--- DATA IN THIS EXERCISE ---
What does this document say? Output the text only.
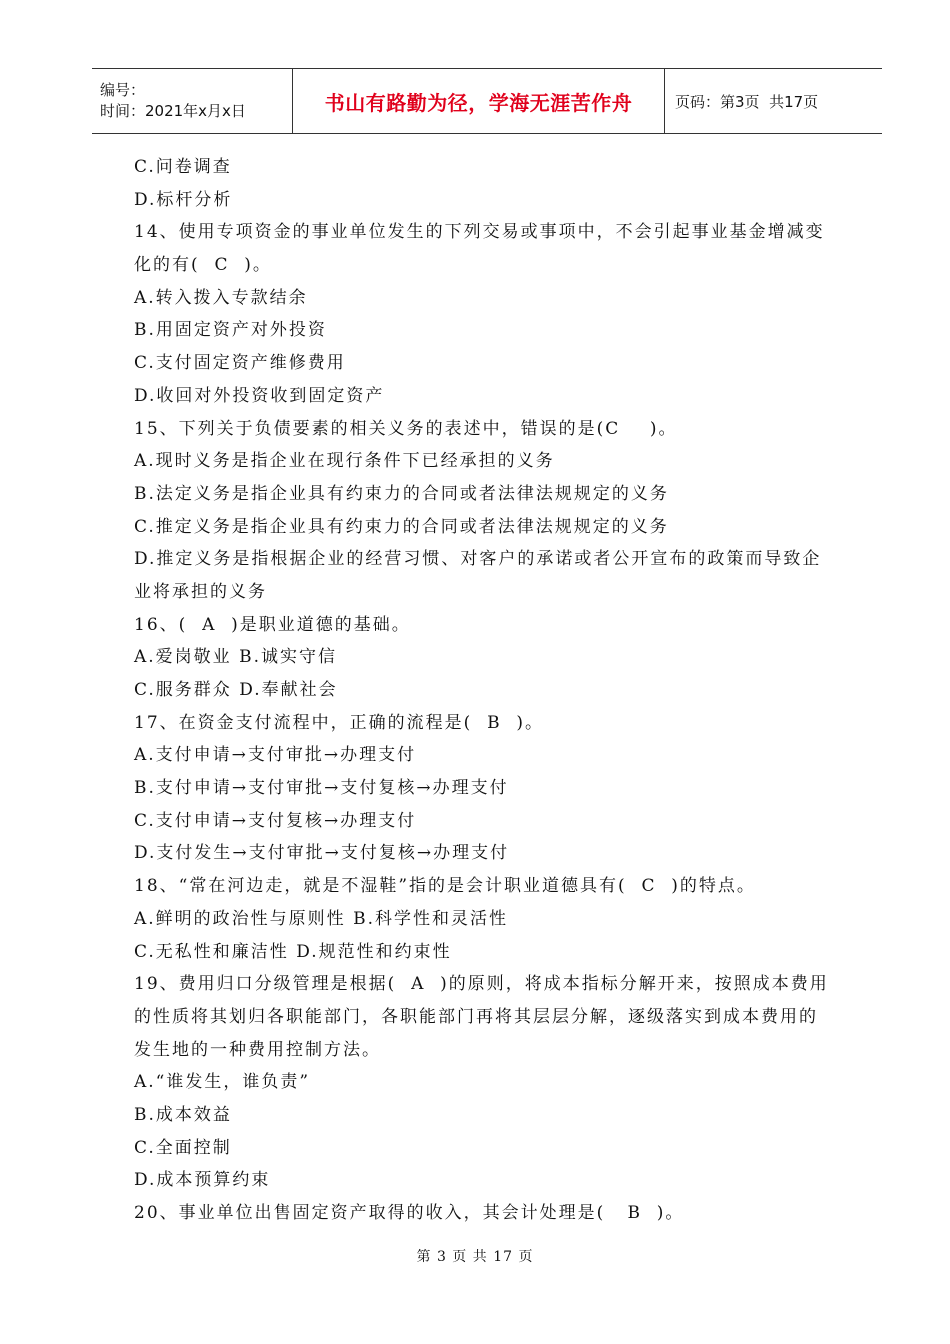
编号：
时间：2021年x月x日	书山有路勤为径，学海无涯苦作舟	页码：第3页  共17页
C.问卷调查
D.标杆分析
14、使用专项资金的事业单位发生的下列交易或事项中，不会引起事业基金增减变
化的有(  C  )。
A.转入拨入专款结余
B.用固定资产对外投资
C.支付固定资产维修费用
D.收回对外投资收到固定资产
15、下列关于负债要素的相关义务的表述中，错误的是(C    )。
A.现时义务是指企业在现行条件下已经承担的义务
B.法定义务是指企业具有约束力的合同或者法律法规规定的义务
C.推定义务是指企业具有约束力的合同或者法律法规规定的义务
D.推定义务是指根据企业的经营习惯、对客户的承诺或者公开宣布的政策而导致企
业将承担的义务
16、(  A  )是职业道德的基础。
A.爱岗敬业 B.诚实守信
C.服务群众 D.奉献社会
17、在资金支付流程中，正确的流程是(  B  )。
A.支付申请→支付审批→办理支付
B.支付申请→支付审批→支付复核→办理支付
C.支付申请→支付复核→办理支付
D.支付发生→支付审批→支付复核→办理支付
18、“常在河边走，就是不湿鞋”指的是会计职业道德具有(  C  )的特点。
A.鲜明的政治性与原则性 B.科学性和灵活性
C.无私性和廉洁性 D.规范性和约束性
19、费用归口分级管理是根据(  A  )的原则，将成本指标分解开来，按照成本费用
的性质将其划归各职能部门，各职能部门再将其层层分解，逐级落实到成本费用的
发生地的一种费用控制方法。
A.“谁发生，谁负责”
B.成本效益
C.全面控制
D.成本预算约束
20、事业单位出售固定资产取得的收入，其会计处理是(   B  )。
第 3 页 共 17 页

--- YOUR INSTRUCTIONS ---
Only lines with the word "支付申请" are wanted, so copy each one from the records.

--- CORRECT RESPONSE ---
A.支付申请→支付审批→办理支付
B.支付申请→支付审批→支付复核→办理支付
C.支付申请→支付复核→办理支付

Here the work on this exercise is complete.